▶ _Records for processing_
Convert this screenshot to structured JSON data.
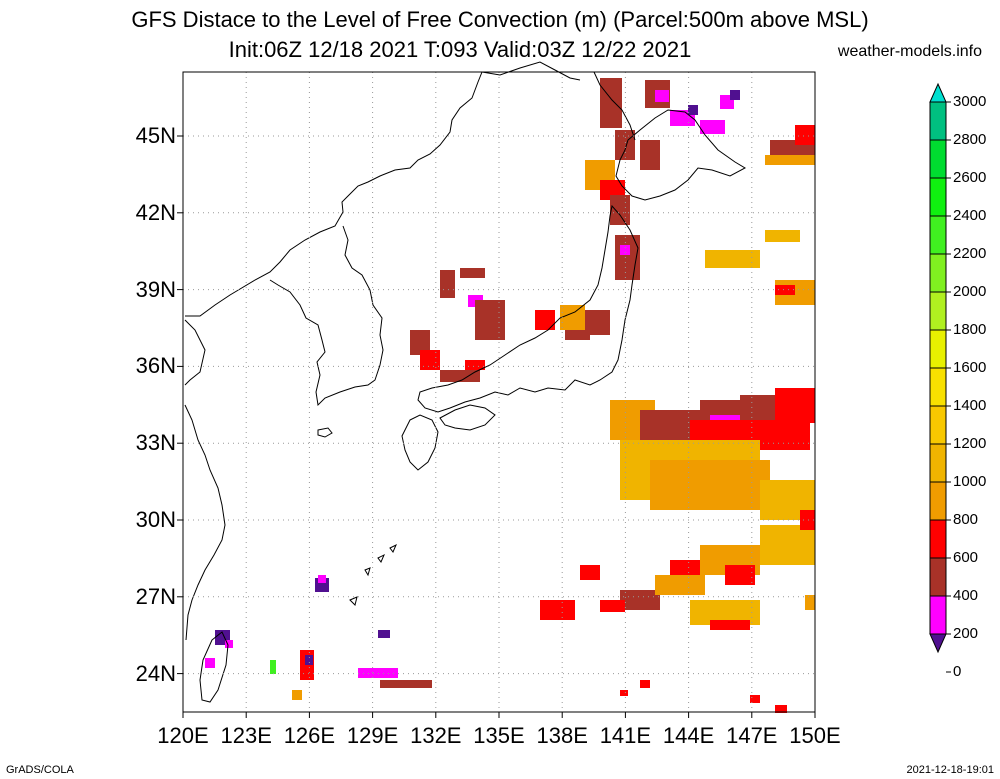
{
  "header": {
    "title_line1": "GFS Distace to the Level of Free Convection (m) (Parcel:500m above MSL)",
    "title_line2": "Init:06Z 12/18 2021 T:093 Valid:03Z 12/22 2021",
    "credit": "weather-models.info"
  },
  "map": {
    "lon_labels": [
      "120E",
      "123E",
      "126E",
      "129E",
      "132E",
      "135E",
      "138E",
      "141E",
      "144E",
      "147E",
      "150E"
    ],
    "lat_labels": [
      "45N",
      "42N",
      "39N",
      "36N",
      "33N",
      "30N",
      "27N",
      "24N"
    ],
    "lon_range": [
      120,
      150
    ],
    "lat_range": [
      22.5,
      47.5
    ],
    "grid": "dotted"
  },
  "colorbar": {
    "labels": [
      "3000",
      "2800",
      "2600",
      "2400",
      "2200",
      "2000",
      "1800",
      "1600",
      "1400",
      "1200",
      "1000",
      "800",
      "600",
      "400",
      "200",
      "0"
    ],
    "colors": [
      "#00e0d0",
      "#00c080",
      "#00dc30",
      "#10f010",
      "#40f020",
      "#80f020",
      "#b0f020",
      "#e8f000",
      "#f8e000",
      "#f8c800",
      "#f0b400",
      "#f09c00",
      "#ff0000",
      "#a83228",
      "#ff00ff",
      "#501090"
    ]
  },
  "footer": {
    "left": "GrADS/COLA",
    "right": "2021-12-18-19:01"
  }
}
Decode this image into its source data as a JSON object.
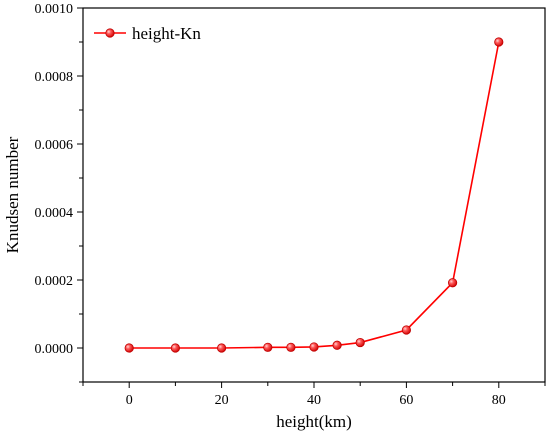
{
  "chart_data": {
    "type": "line",
    "title": "",
    "xlabel": "height(km)",
    "ylabel": "Knudsen number",
    "xlim": [
      -10,
      90
    ],
    "ylim": [
      -0.0001,
      0.001
    ],
    "xticks": [
      0,
      20,
      40,
      60,
      80
    ],
    "xtick_labels": [
      "0",
      "20",
      "40",
      "60",
      "80"
    ],
    "yticks": [
      0,
      0.0002,
      0.0004,
      0.0006,
      0.0008,
      0.001
    ],
    "ytick_labels": [
      "0.0000",
      "0.0002",
      "0.0004",
      "0.0006",
      "0.0008",
      "0.0010"
    ],
    "grid": false,
    "legend_position": "top-left",
    "series": [
      {
        "name": "height-Kn",
        "color": "#ff0000",
        "marker": "circle",
        "x": [
          0,
          10,
          20,
          30,
          35,
          40,
          45,
          50,
          60,
          70,
          80
        ],
        "y": [
          0.0,
          0.0,
          0.0,
          2e-06,
          2e-06,
          3e-06,
          8e-06,
          1.6e-05,
          5.3e-05,
          0.000192,
          0.0009
        ]
      }
    ]
  }
}
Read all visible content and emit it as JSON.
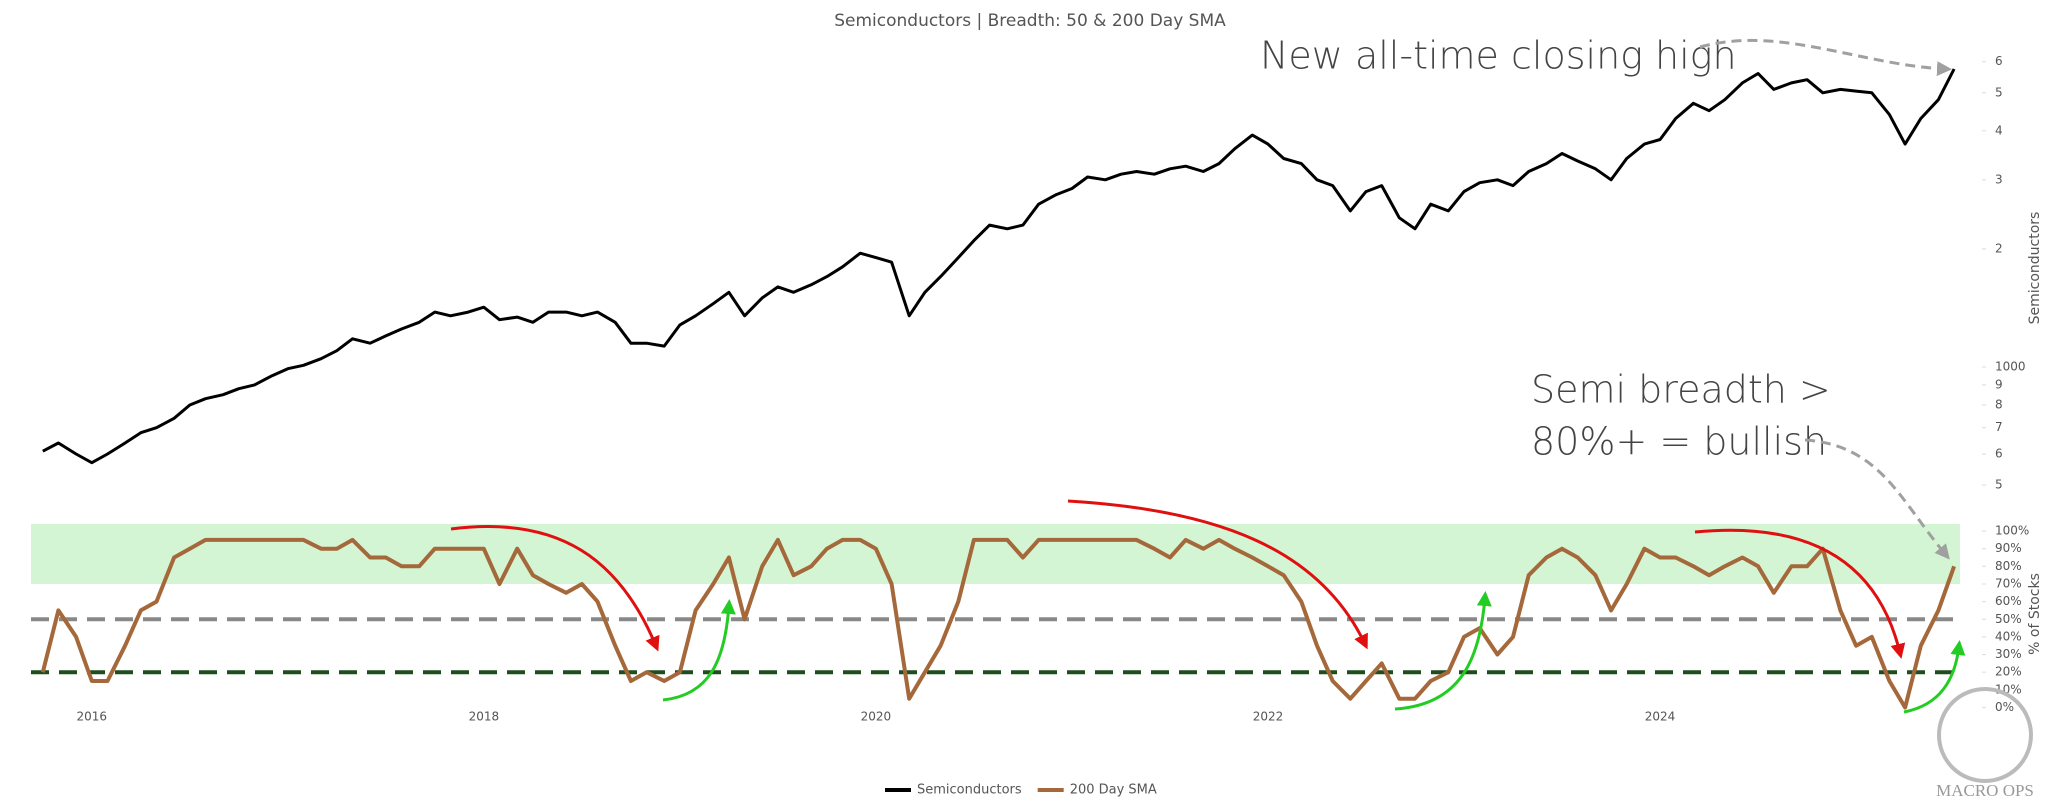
{
  "title": "Semiconductors | Breadth: 50 & 200 Day SMA",
  "watermark": "MACRO OPS",
  "chart_data": [
    {
      "type": "line",
      "log_scale": true,
      "y_label": "Semiconductors",
      "annotations": [
        "New all-time closing high"
      ],
      "xlim": [
        2015.69,
        2025.53
      ],
      "ylim": [
        450,
        7400
      ],
      "yticks": [
        {
          "value": 500,
          "label": "5"
        },
        {
          "value": 600,
          "label": "6"
        },
        {
          "value": 700,
          "label": "7"
        },
        {
          "value": 800,
          "label": "8"
        },
        {
          "value": 900,
          "label": "9"
        },
        1000,
        {
          "value": 2000,
          "label": "2"
        },
        {
          "value": 3000,
          "label": "3"
        },
        {
          "value": 4000,
          "label": "4"
        },
        {
          "value": 5000,
          "label": "5"
        },
        {
          "value": 6000,
          "label": "6"
        }
      ],
      "x": [
        2015.75,
        2015.83,
        2015.92,
        2016,
        2016.08,
        2016.17,
        2016.25,
        2016.33,
        2016.42,
        2016.5,
        2016.58,
        2016.67,
        2016.75,
        2016.83,
        2016.92,
        2017,
        2017.08,
        2017.17,
        2017.25,
        2017.33,
        2017.42,
        2017.5,
        2017.58,
        2017.67,
        2017.75,
        2017.83,
        2017.92,
        2018,
        2018.08,
        2018.17,
        2018.25,
        2018.33,
        2018.42,
        2018.5,
        2018.58,
        2018.67,
        2018.75,
        2018.83,
        2018.92,
        2019,
        2019.08,
        2019.17,
        2019.25,
        2019.33,
        2019.42,
        2019.5,
        2019.58,
        2019.67,
        2019.75,
        2019.83,
        2019.92,
        2020,
        2020.08,
        2020.17,
        2020.25,
        2020.33,
        2020.42,
        2020.5,
        2020.58,
        2020.67,
        2020.75,
        2020.83,
        2020.92,
        2021,
        2021.08,
        2021.17,
        2021.25,
        2021.33,
        2021.42,
        2021.5,
        2021.58,
        2021.67,
        2021.75,
        2021.83,
        2021.92,
        2022,
        2022.08,
        2022.17,
        2022.25,
        2022.33,
        2022.42,
        2022.5,
        2022.58,
        2022.67,
        2022.75,
        2022.83,
        2022.92,
        2023,
        2023.08,
        2023.17,
        2023.25,
        2023.33,
        2023.42,
        2023.5,
        2023.58,
        2023.67,
        2023.75,
        2023.83,
        2023.92,
        2024,
        2024.08,
        2024.17,
        2024.25,
        2024.33,
        2024.42,
        2024.5,
        2024.58,
        2024.67,
        2024.75,
        2024.83,
        2024.92,
        2025,
        2025.08,
        2025.17,
        2025.25,
        2025.33,
        2025.42,
        2025.5
      ],
      "series": [
        {
          "name": "Semiconductors",
          "color": "#000000",
          "values": [
            610,
            640,
            600,
            570,
            600,
            640,
            680,
            700,
            740,
            800,
            830,
            850,
            880,
            900,
            950,
            990,
            1010,
            1050,
            1100,
            1180,
            1150,
            1200,
            1250,
            1300,
            1380,
            1350,
            1380,
            1420,
            1320,
            1340,
            1300,
            1380,
            1380,
            1350,
            1380,
            1300,
            1150,
            1150,
            1130,
            1280,
            1350,
            1450,
            1550,
            1350,
            1500,
            1600,
            1550,
            1620,
            1700,
            1800,
            1950,
            1900,
            1850,
            1350,
            1550,
            1700,
            1900,
            2100,
            2300,
            2250,
            2300,
            2600,
            2750,
            2850,
            3050,
            3000,
            3100,
            3150,
            3100,
            3200,
            3250,
            3150,
            3300,
            3600,
            3900,
            3700,
            3400,
            3300,
            3000,
            2900,
            2500,
            2800,
            2900,
            2400,
            2250,
            2600,
            2500,
            2800,
            2950,
            3000,
            2900,
            3150,
            3300,
            3500,
            3350,
            3200,
            3000,
            3400,
            3700,
            3800,
            4300,
            4700,
            4500,
            4800,
            5300,
            5600,
            5100,
            5300,
            5400,
            5000,
            5100,
            5050,
            5000,
            4400,
            3700,
            4300,
            4800,
            5750
          ]
        }
      ]
    },
    {
      "type": "line",
      "y_label": "% of Stocks",
      "annotations": [
        "Semi breadth >",
        "80%+ = bullish"
      ],
      "band": [
        70,
        104
      ],
      "band_color": "#d4f5d4",
      "hlines": [
        {
          "value": 50,
          "color": "#888888"
        },
        {
          "value": 20,
          "color": "#1e4d1e"
        }
      ],
      "xlim": [
        2015.69,
        2025.53
      ],
      "xticks": [
        2016,
        2018,
        2020,
        2022,
        2024
      ],
      "ylim": [
        -2,
        104
      ],
      "yticks": [
        {
          "value": 0,
          "label": "0%"
        },
        {
          "value": 10,
          "label": "10%"
        },
        {
          "value": 20,
          "label": "20%"
        },
        {
          "value": 30,
          "label": "30%"
        },
        {
          "value": 40,
          "label": "40%"
        },
        {
          "value": 50,
          "label": "50%"
        },
        {
          "value": 60,
          "label": "60%"
        },
        {
          "value": 70,
          "label": "70%"
        },
        {
          "value": 80,
          "label": "80%"
        },
        {
          "value": 90,
          "label": "90%"
        },
        {
          "value": 100,
          "label": "100%"
        }
      ],
      "x": [
        2015.75,
        2015.83,
        2015.92,
        2016,
        2016.08,
        2016.17,
        2016.25,
        2016.33,
        2016.42,
        2016.5,
        2016.58,
        2016.67,
        2016.75,
        2016.83,
        2016.92,
        2017,
        2017.08,
        2017.17,
        2017.25,
        2017.33,
        2017.42,
        2017.5,
        2017.58,
        2017.67,
        2017.75,
        2017.83,
        2017.92,
        2018,
        2018.08,
        2018.17,
        2018.25,
        2018.33,
        2018.42,
        2018.5,
        2018.58,
        2018.67,
        2018.75,
        2018.83,
        2018.92,
        2019,
        2019.08,
        2019.17,
        2019.25,
        2019.33,
        2019.42,
        2019.5,
        2019.58,
        2019.67,
        2019.75,
        2019.83,
        2019.92,
        2020,
        2020.08,
        2020.17,
        2020.25,
        2020.33,
        2020.42,
        2020.5,
        2020.58,
        2020.67,
        2020.75,
        2020.83,
        2020.92,
        2021,
        2021.08,
        2021.17,
        2021.25,
        2021.33,
        2021.42,
        2021.5,
        2021.58,
        2021.67,
        2021.75,
        2021.83,
        2021.92,
        2022,
        2022.08,
        2022.17,
        2022.25,
        2022.33,
        2022.42,
        2022.5,
        2022.58,
        2022.67,
        2022.75,
        2022.83,
        2022.92,
        2023,
        2023.08,
        2023.17,
        2023.25,
        2023.33,
        2023.42,
        2023.5,
        2023.58,
        2023.67,
        2023.75,
        2023.83,
        2023.92,
        2024,
        2024.08,
        2024.17,
        2024.25,
        2024.33,
        2024.42,
        2024.5,
        2024.58,
        2024.67,
        2024.75,
        2024.83,
        2024.92,
        2025,
        2025.08,
        2025.17,
        2025.25,
        2025.33,
        2025.42,
        2025.5
      ],
      "series": [
        {
          "name": "200 Day SMA",
          "color": "#a5683a",
          "values": [
            20,
            55,
            40,
            15,
            15,
            35,
            55,
            60,
            85,
            90,
            95,
            95,
            95,
            95,
            95,
            95,
            95,
            90,
            90,
            95,
            85,
            85,
            80,
            80,
            90,
            90,
            90,
            90,
            70,
            90,
            75,
            70,
            65,
            70,
            60,
            35,
            15,
            20,
            15,
            20,
            55,
            70,
            85,
            50,
            80,
            95,
            75,
            80,
            90,
            95,
            95,
            90,
            70,
            5,
            20,
            35,
            60,
            95,
            95,
            95,
            85,
            95,
            95,
            95,
            95,
            95,
            95,
            95,
            90,
            85,
            95,
            90,
            95,
            90,
            85,
            80,
            75,
            60,
            35,
            15,
            5,
            15,
            25,
            5,
            5,
            15,
            20,
            40,
            45,
            30,
            40,
            75,
            85,
            90,
            85,
            75,
            55,
            70,
            90,
            85,
            85,
            80,
            75,
            80,
            85,
            80,
            65,
            80,
            80,
            90,
            55,
            35,
            40,
            15,
            0,
            35,
            55,
            80
          ]
        }
      ]
    }
  ]
}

▶ _Set exercise_
Spot every line that holds "left" and copy it.

▶ _Solution below_
    "left": "GrADS/COLA",
    "legend_position": "top-left",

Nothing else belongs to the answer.